> **RECORDS FOR THE EXERCISE**
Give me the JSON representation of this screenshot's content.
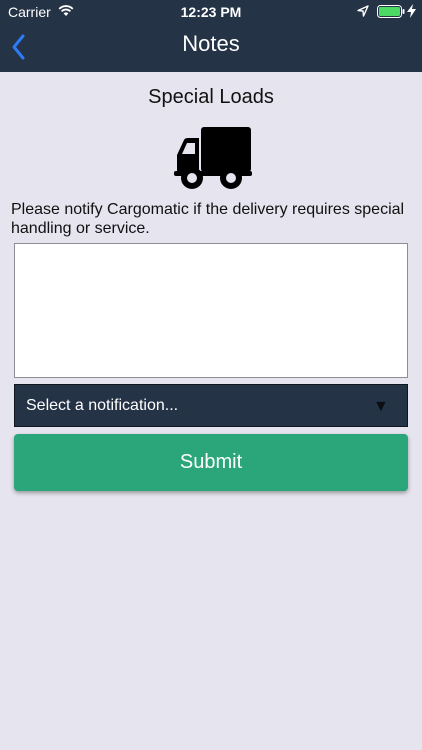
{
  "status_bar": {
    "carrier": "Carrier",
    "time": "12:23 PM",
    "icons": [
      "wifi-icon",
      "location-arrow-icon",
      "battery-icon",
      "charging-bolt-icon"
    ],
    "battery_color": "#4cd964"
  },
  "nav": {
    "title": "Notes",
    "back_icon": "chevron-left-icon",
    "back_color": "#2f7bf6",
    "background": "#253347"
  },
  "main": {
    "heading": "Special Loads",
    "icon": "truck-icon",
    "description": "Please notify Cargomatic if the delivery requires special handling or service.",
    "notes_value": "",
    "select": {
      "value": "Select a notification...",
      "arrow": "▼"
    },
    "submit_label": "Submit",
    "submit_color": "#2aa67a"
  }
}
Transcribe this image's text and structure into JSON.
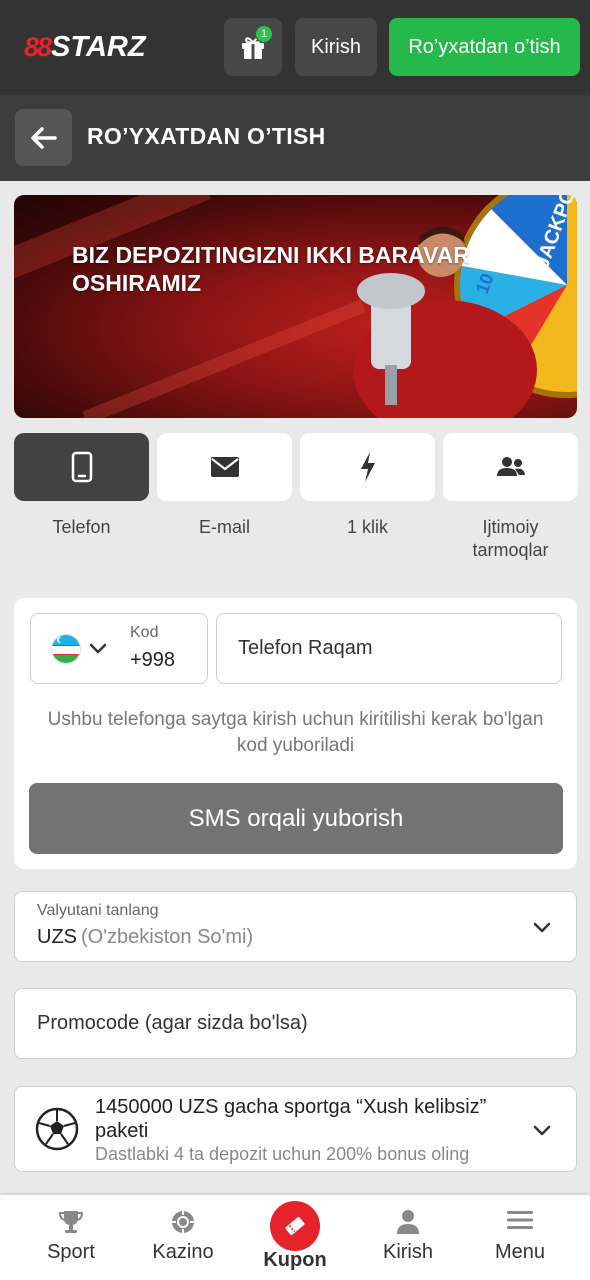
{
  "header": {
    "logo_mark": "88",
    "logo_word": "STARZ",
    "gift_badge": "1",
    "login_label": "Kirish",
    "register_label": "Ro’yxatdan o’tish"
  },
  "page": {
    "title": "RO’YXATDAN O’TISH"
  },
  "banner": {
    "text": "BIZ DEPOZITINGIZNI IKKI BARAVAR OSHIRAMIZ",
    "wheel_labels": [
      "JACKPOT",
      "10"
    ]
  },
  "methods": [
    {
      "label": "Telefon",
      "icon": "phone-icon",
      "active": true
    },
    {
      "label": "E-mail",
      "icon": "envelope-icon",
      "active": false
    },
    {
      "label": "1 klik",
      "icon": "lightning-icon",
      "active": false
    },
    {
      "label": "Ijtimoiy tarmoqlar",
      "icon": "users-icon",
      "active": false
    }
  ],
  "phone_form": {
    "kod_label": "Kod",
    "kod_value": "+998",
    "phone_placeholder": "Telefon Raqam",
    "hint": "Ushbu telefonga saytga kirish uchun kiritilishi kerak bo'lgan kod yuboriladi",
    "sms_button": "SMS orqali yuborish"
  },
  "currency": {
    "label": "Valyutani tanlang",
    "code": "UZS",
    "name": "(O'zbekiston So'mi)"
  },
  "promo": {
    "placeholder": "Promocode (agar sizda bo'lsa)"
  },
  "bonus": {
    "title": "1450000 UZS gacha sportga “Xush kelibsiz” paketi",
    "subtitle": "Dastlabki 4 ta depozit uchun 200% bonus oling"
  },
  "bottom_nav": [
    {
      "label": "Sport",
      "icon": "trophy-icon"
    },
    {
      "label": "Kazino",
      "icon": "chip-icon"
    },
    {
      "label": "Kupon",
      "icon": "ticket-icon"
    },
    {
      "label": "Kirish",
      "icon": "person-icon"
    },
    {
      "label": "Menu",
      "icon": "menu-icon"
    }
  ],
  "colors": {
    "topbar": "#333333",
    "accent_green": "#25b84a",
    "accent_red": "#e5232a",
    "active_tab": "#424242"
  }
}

> **YOUR INSTRUCTIONS**
Scan the material for lines with the word "uchun", and copy each line you find.

> **TASK RESPONSE**
    "hint": "Ushbu telefonga saytga kirish uchun kiritilishi kerak bo'lgan kod yuboriladi",
    "subtitle": "Dastlabki 4 ta depozit uchun 200% bonus oling"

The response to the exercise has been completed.